Passage:
--- Begin ---

# Elo Merchant Category Recommendation - Binary outlier detector
End date: _2019. february 19._<br/>

This tutorial notebook is part of a series for [Elo Mechant Category Recommendation](https://www.kaggle.com/c/elo-merchant-category-recommendation) contest organized by Elo, one of the largest payment brands in Brazil. It has built partnerships with merchants in order to offer promotions or discounts to cardholders. The objective of the competition is to identify and serve the most relevant opportunities to individuals, by uncovering signals in customer loyalty. LynxKite does not yet support some of the data preprocessing, thus they need to be done in Python. The input files are available from the [download](https://www.kaggle.com/c/elo-merchant-category-recommendation/data) section of the contest:

- **train.csv**,  **test.csv**: list of `card_ids` that can be used for training and testing
- **historical_transactions.csv**: contains up to 3 months' worth of transactions for every card at any of the provided `merchant_ids`
- **new_merchant_transactions.csv**: contains the transactions at new merchants (`merchant_ids` that this particular `card_id` 
has not yet visited) over a period of two months
- **merchants.csv**: contains aggregate information for each `merchant_id` represented in the data set

In [1]:
import gc
import time
import warnings
import datetime
import calendar
import statistics
import numpy as np
import pandas as pd
import seaborn as sns
import lightgbm as lgb
from datetime import date
import matplotlib.pyplot as plt
from lightgbm import LGBMClassifier
import matplotlib.gridspec as gridspec
from sklearn.metrics import roc_auc_score
from sklearn.metrics import mean_squared_error
from sklearn.linear_model import LogisticRegression
from sklearn.ensemble import RandomForestClassifier
from sklearn.feature_selection import SelectFromModel
from sklearn.model_selection import StratifiedKFold, KFold

%matplotlib inline
warnings.simplefilter(action='ignore', category=FutureWarning)
gc.enable()

In [2]:
def reduce_mem_usage(df, verbose=True):
    numerics = ['int16', 'int32', 'int64', 'float16', 'float32', 'float64']
    start_mem = df.memory_usage().sum() / 1024**2
    if verbose: print('Starting memory usage: {:5.2f} MB'.format(start_mem))

    for col in df.columns:
        col_type = df[col].dtypes
        if col_type in numerics:
            c_min = df[col].min()
            c_max = df[col].max()
            if str(col_type)[:3] == 'int':
                if c_min >= np.iinfo(np.int8).min and c_max <= np.iinfo(np.int8).max:
                    df[col] = df[col].astype(np.int8)

--- End ---

Extracted material:
--- Begin ---

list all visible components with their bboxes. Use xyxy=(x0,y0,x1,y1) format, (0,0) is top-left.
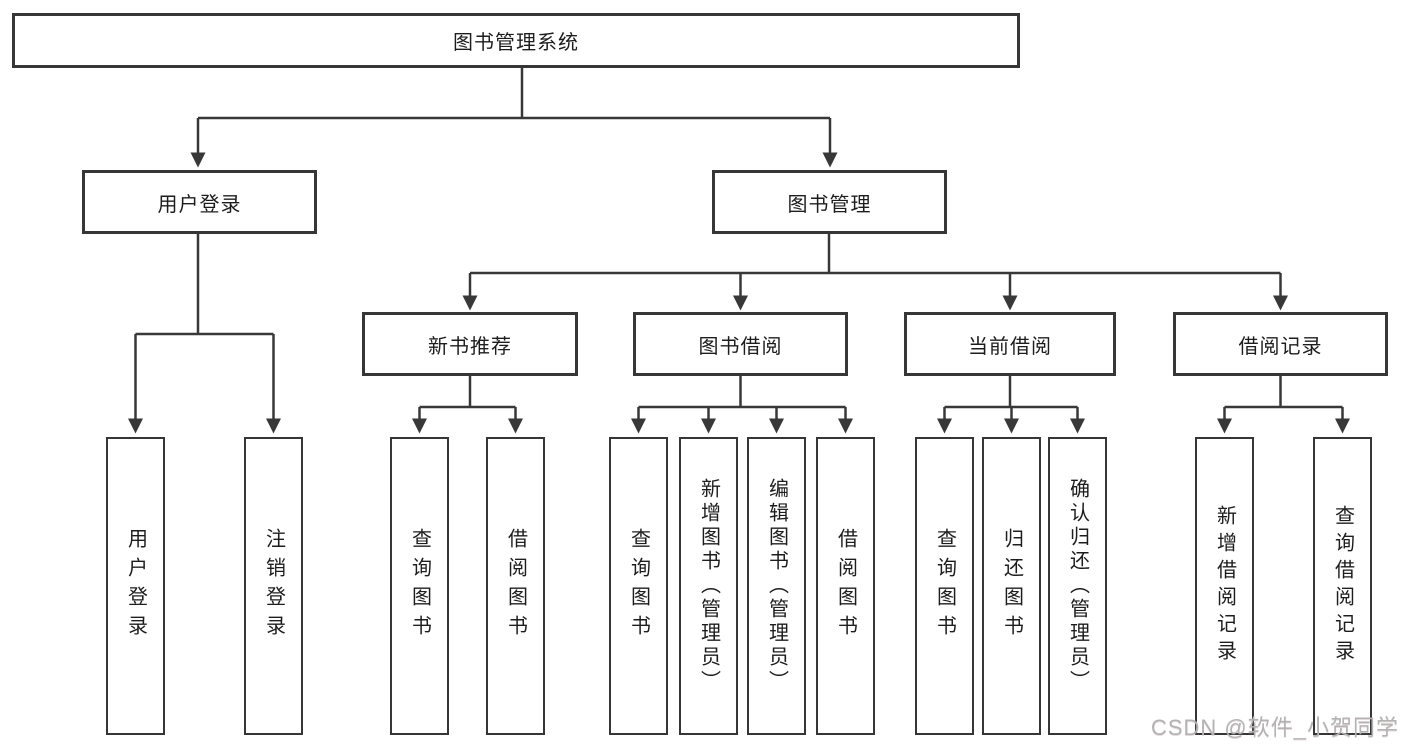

--- End ---
--- Begin ---

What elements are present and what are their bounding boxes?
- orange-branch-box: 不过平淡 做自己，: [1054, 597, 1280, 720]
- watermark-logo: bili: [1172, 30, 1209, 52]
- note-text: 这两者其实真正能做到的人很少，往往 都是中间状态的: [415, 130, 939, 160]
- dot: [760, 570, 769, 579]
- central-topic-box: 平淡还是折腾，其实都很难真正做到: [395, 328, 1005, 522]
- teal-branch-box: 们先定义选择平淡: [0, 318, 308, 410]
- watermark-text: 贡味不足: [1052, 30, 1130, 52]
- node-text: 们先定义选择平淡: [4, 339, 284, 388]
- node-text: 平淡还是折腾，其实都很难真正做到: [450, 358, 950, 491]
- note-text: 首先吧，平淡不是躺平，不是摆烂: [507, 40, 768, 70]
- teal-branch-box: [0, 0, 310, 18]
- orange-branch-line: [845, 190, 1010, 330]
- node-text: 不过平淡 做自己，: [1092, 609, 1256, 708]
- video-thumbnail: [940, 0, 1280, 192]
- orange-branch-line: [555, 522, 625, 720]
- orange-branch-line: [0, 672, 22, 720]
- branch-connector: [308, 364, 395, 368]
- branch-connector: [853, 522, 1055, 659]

--- End ---
--- Begin ---

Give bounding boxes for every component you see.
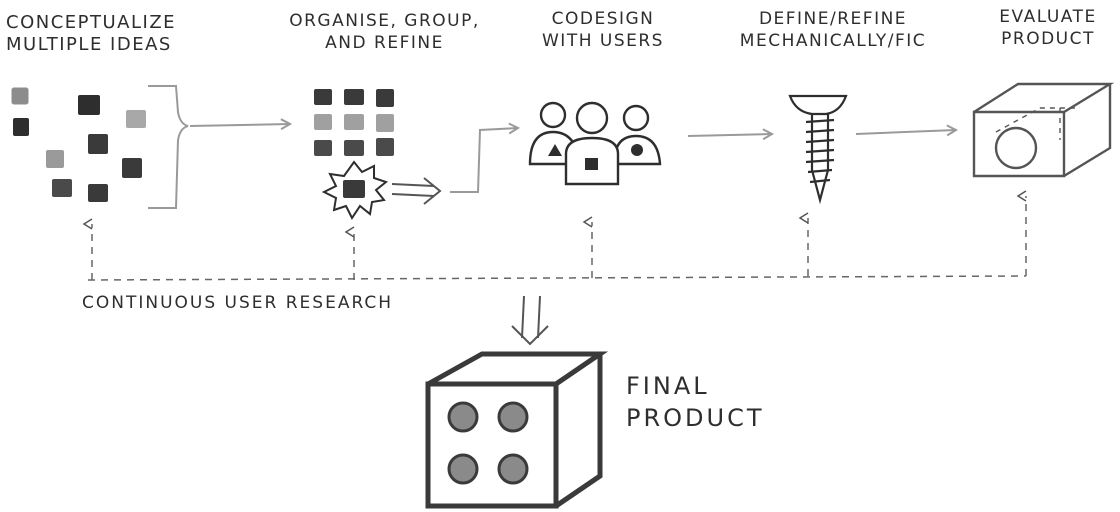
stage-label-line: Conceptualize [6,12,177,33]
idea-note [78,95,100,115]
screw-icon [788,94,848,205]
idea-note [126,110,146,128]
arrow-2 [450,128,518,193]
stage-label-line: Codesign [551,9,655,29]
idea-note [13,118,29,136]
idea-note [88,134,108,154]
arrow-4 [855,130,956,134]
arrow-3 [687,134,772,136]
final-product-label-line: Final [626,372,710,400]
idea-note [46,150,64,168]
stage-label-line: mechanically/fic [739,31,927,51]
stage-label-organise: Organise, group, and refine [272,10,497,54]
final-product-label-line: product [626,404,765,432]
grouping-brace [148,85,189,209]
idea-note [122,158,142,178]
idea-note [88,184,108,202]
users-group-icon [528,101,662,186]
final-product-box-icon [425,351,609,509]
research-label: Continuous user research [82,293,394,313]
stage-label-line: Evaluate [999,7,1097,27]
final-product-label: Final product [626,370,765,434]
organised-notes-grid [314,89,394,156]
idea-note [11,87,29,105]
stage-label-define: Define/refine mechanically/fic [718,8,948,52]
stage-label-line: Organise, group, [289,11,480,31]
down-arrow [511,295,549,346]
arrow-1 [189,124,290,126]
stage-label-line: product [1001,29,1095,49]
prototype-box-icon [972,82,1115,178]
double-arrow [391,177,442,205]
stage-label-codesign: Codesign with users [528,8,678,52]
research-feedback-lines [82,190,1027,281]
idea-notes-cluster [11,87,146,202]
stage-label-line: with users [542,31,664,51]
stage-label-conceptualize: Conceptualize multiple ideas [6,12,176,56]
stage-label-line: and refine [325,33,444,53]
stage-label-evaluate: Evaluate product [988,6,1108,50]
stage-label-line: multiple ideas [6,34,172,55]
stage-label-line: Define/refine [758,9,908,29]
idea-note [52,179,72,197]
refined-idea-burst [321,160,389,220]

--- End ---

Brief 1: Please rewrite the paragraph in the Elo notebook that begins "This tutorial notebook is part of a series" as a short bulleted list, keeping its main facts.
Brief 2: Summarize the Elo notebook in two sentences.
Brief 3: Carry on the Elo notebook from the point where it stops.

Task answer 1:
- The notebook belongs to a tutorial series for the Elo Merchant Category Recommendation contest.
- Elo, one of the largest payment brands in Brazil, organized the contest and has partnerships with merchants to offer promotions or discounts to cardholders.
- The competition's goal is to identify and serve the most relevant opportunities to individuals by uncovering signals in customer loyalty.
- Some data preprocessing must be done in Python because LynxKite does not yet support it.
- The input files can be downloaded from the contest's download section.

Task answer 2: This notebook, part of a tutorial series for Elo's Merchant Category Recommendation contest, aims to identify the most relevant opportunities for cardholders by uncovering signals in customer loyalty, using input files that list card IDs, historical and new-merchant transactions, and merchant information. Because LynxKite does not yet support some of the preprocessing, the code does it in Python: it imports libraries such as pandas, LightGBM and scikit-learn and begins defining a function that reports memory usage and converts numeric columns to smaller types when their values fit.

Task answer 3:
                elif c_min >= np.iinfo(np.int16).min and c_max <= np.iinfo(np.int16).max:
                    df[col] = df[col].astype(np.int16)
                elif c_min >= np.iinfo(np.int32).min and c_max <= np.iinfo(np.int32).max:
                    df[col] = df[col].astype(np.int32)
                elif c_min >= np.iinfo(np.int64).min and c_max <= np.iinfo(np.int64).max:
                    df[col] = df[col].astype(np.int64)  
            else:
                if c_min >= np.finfo(np.float16).min and c_max <= np.finfo(np.float16).max:
                    df[col] = df[col].astype(np.float16)
                elif c_min >= np.finfo(np.float32).min and c_max <= np.finfo(np.float32).max:
                    df[col] = df[col].astype(np.float32)
                else:
                    df[col] = df[col].astype(np.float64)    
    end_mem = df.memory_usage().sum() / 1024**2
    if verbose: print('Reduced memory usage: {:5.2f} MB ({:.1f}% reduction)'.format(end_mem, 100 * (start_mem - end_mem) / start_mem))
    return df

## Input data preparation
### Transactions

In [3]:
df_new_trans = pd.read_csv("preprocessed/trans_merch_new_agg.csv")
df_new_trans = reduce_mem_usage(df_new_trans)

df_hist_trans = pd.read_csv("preprocessed/trans_merch_hist_agg.csv")
df_hist_trans = reduce_mem_usage(df_hist_trans)

Starting memory usage: 289.84 MB
Reduced memory usage: 70.52 MB (75.7% reduction)
Starting memory usage: 325.36 MB
Reduced memory usage: 96.86 MB (70.2% reduction)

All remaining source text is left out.